***** PROVIDED RECORDS *****

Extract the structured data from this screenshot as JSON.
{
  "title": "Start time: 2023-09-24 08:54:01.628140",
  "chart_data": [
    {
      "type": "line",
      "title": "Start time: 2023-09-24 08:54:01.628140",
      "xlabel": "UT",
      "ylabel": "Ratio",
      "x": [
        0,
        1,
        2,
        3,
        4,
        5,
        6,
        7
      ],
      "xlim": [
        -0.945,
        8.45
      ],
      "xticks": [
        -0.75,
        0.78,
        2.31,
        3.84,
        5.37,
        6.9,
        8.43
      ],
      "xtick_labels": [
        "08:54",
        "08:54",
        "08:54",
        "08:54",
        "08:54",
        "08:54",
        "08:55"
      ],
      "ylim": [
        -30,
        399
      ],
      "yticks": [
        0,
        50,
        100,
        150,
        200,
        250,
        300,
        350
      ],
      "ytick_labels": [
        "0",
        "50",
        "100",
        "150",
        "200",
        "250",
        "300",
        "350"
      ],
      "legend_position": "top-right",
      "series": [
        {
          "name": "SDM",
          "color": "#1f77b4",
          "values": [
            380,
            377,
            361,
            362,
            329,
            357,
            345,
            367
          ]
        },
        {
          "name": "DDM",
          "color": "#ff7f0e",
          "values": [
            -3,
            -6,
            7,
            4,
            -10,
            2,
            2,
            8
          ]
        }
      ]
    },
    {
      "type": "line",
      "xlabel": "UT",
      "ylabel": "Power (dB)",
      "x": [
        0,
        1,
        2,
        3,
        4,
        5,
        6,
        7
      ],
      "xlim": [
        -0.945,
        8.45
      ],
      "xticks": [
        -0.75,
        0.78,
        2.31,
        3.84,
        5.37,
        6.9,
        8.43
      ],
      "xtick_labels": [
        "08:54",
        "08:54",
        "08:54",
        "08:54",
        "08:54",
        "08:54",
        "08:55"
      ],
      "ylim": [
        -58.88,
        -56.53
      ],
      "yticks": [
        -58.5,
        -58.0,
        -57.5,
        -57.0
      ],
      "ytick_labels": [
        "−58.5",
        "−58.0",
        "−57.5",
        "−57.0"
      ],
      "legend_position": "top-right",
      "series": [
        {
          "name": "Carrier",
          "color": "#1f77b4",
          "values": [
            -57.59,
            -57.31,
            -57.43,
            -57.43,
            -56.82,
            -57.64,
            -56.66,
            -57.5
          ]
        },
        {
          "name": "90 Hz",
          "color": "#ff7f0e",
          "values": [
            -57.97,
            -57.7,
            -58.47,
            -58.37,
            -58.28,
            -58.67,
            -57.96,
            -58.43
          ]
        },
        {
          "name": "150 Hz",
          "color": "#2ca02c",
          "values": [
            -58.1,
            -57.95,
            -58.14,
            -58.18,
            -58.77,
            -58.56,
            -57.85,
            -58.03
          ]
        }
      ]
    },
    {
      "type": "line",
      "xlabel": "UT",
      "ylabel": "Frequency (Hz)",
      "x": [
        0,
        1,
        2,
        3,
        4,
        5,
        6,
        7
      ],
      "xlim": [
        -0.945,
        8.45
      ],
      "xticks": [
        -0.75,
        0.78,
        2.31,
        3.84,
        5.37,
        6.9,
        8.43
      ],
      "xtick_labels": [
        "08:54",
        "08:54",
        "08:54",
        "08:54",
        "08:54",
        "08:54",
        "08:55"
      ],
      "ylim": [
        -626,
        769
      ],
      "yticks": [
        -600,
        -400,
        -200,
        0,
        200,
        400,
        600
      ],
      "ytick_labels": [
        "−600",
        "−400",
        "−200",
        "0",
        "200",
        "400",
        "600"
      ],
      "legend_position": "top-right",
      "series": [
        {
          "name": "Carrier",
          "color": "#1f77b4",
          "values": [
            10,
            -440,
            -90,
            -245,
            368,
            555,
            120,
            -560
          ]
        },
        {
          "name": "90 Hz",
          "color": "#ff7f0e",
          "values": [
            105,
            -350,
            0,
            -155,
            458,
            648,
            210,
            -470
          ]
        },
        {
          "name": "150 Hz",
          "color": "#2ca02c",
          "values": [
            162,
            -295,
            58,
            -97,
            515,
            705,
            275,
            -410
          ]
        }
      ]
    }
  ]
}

*****
***** PROVIDED RECORDS *****

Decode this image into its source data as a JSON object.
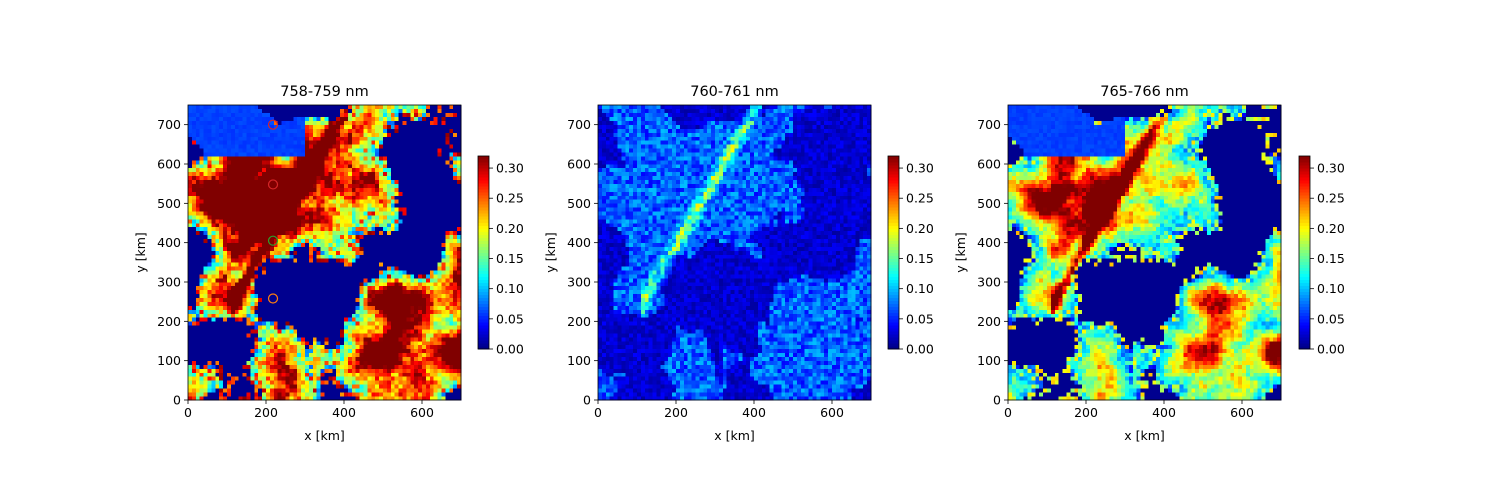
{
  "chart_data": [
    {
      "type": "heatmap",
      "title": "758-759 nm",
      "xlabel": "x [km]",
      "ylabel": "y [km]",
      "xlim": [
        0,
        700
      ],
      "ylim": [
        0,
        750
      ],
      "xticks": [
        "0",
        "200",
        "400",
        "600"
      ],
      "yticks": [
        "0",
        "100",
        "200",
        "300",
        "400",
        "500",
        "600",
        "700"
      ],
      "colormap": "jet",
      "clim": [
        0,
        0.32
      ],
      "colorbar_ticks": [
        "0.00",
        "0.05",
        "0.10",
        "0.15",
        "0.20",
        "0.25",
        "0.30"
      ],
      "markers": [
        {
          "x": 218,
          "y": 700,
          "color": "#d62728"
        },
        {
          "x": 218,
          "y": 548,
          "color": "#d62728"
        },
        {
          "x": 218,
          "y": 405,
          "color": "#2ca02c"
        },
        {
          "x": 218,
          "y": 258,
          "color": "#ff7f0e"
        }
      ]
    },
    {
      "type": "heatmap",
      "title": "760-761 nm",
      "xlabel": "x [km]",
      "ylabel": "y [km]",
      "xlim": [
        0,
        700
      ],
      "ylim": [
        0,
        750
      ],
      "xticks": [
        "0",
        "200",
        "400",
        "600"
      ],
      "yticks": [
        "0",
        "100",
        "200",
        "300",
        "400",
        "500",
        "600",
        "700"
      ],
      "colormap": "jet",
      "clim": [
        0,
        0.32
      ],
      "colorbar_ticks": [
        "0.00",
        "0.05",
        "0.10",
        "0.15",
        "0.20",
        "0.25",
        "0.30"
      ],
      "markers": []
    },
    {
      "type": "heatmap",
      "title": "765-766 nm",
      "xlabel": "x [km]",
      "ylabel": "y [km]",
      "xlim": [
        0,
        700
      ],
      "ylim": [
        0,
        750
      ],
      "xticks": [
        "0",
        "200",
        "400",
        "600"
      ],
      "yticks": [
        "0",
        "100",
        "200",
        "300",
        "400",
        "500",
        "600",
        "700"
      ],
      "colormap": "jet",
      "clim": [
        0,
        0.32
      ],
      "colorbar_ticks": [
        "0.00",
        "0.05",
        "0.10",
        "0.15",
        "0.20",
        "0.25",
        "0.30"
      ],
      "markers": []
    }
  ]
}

*****
***** PROVIDED RECORDS *****

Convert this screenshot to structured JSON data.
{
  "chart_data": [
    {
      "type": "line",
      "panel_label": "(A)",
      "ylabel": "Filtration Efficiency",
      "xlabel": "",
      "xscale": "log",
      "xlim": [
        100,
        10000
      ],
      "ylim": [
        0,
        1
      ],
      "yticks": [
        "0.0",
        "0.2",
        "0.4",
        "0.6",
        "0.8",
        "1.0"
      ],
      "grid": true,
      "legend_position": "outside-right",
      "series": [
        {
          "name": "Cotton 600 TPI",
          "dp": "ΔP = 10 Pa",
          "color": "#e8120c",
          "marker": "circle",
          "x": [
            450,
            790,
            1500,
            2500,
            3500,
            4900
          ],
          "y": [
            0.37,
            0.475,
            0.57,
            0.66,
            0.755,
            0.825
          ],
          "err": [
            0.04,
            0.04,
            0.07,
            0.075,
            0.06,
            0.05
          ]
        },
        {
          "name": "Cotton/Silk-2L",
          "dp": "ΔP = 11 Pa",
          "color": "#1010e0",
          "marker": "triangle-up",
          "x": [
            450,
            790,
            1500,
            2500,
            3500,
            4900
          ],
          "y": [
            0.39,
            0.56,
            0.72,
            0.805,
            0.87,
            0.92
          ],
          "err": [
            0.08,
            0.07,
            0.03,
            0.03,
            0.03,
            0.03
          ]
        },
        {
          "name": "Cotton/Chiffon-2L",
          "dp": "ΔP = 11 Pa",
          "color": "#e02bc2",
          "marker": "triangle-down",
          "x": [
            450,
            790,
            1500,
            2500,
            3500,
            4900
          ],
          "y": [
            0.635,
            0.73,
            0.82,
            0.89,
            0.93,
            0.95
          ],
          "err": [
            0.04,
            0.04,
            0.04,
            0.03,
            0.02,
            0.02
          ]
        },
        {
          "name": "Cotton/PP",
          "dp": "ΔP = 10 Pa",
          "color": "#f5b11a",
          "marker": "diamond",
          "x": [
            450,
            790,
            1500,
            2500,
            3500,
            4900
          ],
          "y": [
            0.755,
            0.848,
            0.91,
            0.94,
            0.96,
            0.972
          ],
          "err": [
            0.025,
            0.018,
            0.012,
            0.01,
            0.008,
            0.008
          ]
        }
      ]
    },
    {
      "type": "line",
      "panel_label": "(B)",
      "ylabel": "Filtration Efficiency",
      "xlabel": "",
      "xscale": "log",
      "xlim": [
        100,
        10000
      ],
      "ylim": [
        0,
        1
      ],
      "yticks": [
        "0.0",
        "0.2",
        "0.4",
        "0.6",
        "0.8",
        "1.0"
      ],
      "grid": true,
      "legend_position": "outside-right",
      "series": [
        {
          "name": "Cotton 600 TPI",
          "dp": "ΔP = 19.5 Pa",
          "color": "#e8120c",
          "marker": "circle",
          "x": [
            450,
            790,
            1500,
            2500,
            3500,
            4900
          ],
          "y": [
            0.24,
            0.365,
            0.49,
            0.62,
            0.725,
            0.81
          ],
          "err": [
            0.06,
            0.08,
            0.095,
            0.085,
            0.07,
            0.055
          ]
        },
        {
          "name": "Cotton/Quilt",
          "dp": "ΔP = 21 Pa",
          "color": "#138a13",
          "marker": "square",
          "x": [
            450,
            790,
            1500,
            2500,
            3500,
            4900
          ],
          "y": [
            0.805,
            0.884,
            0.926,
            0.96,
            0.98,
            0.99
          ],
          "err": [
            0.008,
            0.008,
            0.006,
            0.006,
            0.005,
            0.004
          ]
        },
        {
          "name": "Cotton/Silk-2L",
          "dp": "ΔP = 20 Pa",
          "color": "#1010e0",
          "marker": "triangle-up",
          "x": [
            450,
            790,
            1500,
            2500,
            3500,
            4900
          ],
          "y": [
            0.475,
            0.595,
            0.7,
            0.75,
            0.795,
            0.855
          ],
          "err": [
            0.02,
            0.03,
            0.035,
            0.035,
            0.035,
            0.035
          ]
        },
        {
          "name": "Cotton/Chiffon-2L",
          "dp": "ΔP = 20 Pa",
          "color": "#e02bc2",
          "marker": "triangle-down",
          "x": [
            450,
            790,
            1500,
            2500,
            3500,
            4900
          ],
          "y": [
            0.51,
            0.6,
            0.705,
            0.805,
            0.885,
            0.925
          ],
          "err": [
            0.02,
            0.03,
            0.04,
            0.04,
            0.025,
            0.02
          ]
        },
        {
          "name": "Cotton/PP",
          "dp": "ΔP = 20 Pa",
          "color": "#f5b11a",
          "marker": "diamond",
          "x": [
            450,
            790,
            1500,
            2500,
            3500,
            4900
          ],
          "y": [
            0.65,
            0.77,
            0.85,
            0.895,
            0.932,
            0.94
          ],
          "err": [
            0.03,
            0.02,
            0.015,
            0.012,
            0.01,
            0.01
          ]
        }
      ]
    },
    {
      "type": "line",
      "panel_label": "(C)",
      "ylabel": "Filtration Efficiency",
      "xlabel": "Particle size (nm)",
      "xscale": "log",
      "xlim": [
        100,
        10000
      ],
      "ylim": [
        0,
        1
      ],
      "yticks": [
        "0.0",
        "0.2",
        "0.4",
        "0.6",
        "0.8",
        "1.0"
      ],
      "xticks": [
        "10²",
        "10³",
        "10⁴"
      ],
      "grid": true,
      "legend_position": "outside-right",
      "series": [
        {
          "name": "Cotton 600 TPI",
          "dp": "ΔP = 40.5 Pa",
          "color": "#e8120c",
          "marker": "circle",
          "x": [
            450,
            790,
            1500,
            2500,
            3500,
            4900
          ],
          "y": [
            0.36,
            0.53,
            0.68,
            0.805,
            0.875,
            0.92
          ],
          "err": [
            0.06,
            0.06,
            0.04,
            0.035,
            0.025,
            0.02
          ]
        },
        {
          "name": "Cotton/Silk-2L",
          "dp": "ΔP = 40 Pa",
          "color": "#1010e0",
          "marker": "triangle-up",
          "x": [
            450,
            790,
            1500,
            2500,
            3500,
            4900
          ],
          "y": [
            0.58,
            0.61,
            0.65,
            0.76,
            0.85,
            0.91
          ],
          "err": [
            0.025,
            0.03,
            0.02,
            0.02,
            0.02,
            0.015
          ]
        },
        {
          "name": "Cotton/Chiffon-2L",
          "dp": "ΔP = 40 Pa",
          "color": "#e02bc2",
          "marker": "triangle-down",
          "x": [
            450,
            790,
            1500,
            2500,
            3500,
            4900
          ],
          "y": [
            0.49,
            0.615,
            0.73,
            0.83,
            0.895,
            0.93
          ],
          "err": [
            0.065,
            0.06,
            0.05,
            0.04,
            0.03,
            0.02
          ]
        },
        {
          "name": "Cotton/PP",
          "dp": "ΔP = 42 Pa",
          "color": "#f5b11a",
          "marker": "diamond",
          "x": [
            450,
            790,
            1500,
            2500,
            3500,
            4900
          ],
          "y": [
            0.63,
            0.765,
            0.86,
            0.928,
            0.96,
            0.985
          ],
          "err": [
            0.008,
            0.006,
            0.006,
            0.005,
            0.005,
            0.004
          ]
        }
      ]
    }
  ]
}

*****

SHORT PROBLEM »
Filter the entries down to the lines containing "structured". Copy each of those lines.

FINAL RESULT »
Extract the structured data from this screenshot as JSON.
Convert this screenshot to structured JSON data.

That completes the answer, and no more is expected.